• WHAT YOU NEED TO DO: Rewrite the items from the first one through the line containing "table-row (11, 456, 1510, 528)", replacing every "FOOT" with "FLOOR" and leaving everything else unchanged.

+++

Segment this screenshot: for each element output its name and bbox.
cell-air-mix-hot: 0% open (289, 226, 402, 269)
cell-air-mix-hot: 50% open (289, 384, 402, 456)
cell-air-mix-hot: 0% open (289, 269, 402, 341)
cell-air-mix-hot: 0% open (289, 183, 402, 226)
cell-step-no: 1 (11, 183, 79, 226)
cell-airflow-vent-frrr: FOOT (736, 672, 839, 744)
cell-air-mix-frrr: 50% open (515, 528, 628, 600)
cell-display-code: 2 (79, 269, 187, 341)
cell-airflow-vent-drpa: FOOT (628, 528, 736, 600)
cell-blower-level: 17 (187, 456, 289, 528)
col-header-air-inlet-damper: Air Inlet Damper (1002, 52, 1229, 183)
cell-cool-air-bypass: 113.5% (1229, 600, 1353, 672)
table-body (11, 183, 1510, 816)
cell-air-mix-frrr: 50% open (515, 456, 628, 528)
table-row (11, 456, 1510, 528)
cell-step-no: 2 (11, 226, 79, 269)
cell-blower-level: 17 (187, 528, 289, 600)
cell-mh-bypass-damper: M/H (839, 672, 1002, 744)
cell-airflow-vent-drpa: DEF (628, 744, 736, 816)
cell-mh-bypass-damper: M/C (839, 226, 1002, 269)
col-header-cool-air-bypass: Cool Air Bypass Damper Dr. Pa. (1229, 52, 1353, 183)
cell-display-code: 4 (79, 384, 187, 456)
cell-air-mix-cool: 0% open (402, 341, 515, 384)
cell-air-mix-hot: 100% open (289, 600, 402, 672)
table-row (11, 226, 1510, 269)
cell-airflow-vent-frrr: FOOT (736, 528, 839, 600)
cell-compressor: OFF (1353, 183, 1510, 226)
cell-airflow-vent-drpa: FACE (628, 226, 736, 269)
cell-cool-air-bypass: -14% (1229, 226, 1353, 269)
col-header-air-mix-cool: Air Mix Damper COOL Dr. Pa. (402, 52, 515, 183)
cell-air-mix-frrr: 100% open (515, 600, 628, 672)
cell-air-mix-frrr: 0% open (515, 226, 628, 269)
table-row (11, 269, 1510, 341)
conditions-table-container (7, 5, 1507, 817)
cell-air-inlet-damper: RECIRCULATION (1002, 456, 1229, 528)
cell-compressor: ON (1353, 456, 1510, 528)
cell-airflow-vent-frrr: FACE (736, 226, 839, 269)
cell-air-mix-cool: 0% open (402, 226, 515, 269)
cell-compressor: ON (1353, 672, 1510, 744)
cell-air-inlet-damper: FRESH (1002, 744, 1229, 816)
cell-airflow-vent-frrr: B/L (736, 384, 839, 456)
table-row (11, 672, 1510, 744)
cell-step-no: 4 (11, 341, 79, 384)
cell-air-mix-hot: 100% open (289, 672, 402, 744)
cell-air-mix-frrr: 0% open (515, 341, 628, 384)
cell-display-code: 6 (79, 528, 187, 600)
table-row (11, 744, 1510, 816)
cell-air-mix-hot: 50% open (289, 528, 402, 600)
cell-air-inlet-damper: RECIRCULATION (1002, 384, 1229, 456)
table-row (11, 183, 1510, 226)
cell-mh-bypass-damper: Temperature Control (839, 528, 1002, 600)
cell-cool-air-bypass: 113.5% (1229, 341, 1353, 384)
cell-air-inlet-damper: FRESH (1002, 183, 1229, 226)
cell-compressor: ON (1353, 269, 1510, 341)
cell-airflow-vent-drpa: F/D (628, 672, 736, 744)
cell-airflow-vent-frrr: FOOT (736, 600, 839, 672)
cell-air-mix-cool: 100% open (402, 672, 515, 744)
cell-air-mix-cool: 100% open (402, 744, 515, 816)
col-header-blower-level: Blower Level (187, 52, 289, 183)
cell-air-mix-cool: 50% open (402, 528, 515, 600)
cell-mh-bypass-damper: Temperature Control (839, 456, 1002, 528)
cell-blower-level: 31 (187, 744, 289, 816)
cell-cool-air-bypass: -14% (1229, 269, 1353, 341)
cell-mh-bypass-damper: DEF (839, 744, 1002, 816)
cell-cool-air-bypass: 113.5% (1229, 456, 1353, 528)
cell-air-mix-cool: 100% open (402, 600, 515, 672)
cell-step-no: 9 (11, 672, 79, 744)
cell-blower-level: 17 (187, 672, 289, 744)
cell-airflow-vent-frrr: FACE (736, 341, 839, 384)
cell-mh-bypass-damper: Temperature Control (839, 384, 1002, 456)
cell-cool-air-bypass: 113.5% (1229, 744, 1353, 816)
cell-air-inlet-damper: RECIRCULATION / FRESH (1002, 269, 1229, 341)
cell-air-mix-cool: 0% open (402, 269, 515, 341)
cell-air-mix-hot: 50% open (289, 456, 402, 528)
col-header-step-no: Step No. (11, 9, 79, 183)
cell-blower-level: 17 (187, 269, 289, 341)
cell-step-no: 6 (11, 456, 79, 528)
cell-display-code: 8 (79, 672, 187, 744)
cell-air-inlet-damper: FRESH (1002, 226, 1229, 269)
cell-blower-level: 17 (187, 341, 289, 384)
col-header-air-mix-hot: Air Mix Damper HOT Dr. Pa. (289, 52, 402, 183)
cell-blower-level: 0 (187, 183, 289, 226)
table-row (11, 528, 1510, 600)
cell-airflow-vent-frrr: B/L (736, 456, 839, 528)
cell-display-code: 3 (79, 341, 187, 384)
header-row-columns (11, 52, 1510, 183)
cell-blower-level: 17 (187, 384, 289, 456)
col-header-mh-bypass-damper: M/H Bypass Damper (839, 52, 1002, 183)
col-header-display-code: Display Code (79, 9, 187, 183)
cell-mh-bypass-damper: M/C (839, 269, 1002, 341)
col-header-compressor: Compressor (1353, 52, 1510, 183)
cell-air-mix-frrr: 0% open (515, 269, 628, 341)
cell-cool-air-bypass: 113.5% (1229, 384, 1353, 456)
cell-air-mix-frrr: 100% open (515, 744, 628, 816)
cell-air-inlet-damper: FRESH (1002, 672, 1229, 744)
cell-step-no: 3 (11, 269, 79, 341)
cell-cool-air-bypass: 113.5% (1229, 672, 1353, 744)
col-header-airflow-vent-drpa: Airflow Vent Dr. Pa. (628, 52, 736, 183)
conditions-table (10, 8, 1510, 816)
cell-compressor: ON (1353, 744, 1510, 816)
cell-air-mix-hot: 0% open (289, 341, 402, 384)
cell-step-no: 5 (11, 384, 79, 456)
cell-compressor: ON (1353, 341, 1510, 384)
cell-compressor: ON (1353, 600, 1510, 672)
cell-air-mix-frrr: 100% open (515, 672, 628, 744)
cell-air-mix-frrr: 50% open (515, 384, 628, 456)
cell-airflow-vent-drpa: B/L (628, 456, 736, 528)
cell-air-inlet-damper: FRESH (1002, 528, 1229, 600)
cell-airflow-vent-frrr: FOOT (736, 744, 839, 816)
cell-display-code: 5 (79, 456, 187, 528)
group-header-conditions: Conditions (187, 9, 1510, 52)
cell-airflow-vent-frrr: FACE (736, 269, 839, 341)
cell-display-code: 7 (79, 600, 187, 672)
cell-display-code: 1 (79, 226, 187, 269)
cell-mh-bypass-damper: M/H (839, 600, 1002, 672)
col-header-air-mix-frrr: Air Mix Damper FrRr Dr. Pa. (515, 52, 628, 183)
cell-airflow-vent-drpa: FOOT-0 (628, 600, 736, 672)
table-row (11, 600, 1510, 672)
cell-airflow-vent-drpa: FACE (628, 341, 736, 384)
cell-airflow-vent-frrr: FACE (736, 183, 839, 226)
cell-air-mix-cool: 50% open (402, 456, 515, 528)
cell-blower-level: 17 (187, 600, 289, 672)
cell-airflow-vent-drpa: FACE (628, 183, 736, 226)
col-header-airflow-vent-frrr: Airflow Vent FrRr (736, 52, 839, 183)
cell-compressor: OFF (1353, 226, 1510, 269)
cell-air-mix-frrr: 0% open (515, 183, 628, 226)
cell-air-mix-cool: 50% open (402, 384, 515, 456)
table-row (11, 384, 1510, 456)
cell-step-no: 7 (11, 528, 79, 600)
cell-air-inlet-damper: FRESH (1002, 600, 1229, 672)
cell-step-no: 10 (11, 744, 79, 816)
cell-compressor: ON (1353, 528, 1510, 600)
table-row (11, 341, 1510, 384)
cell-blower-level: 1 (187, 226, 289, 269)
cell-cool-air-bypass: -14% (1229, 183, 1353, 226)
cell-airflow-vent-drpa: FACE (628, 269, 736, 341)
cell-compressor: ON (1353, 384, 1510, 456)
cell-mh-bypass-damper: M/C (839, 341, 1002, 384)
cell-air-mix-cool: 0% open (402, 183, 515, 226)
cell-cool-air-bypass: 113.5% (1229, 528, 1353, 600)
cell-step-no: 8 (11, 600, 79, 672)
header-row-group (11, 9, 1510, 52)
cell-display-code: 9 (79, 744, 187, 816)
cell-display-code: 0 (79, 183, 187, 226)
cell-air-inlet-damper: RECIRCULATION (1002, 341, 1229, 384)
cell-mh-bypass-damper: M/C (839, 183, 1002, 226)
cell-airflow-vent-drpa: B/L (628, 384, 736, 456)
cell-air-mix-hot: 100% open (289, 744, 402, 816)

+++

• ANSWER TO THIS PROBLEM:
Segment this screenshot: for each element output its name and bbox.
cell-air-mix-hot: 0% open (289, 226, 402, 269)
cell-air-mix-hot: 50% open (289, 384, 402, 456)
cell-air-mix-hot: 0% open (289, 269, 402, 341)
cell-air-mix-hot: 0% open (289, 183, 402, 226)
cell-step-no: 1 (11, 183, 79, 226)
cell-airflow-vent-frrr: FLOOR (736, 672, 839, 744)
cell-air-mix-frrr: 50% open (515, 528, 628, 600)
cell-display-code: 2 (79, 269, 187, 341)
cell-airflow-vent-drpa: FLOOR (628, 528, 736, 600)
cell-blower-level: 17 (187, 456, 289, 528)
col-header-air-inlet-damper: Air Inlet Damper (1002, 52, 1229, 183)
cell-cool-air-bypass: 113.5% (1229, 600, 1353, 672)
table-body (11, 183, 1510, 816)
cell-air-mix-frrr: 50% open (515, 456, 628, 528)
table-row (11, 456, 1510, 528)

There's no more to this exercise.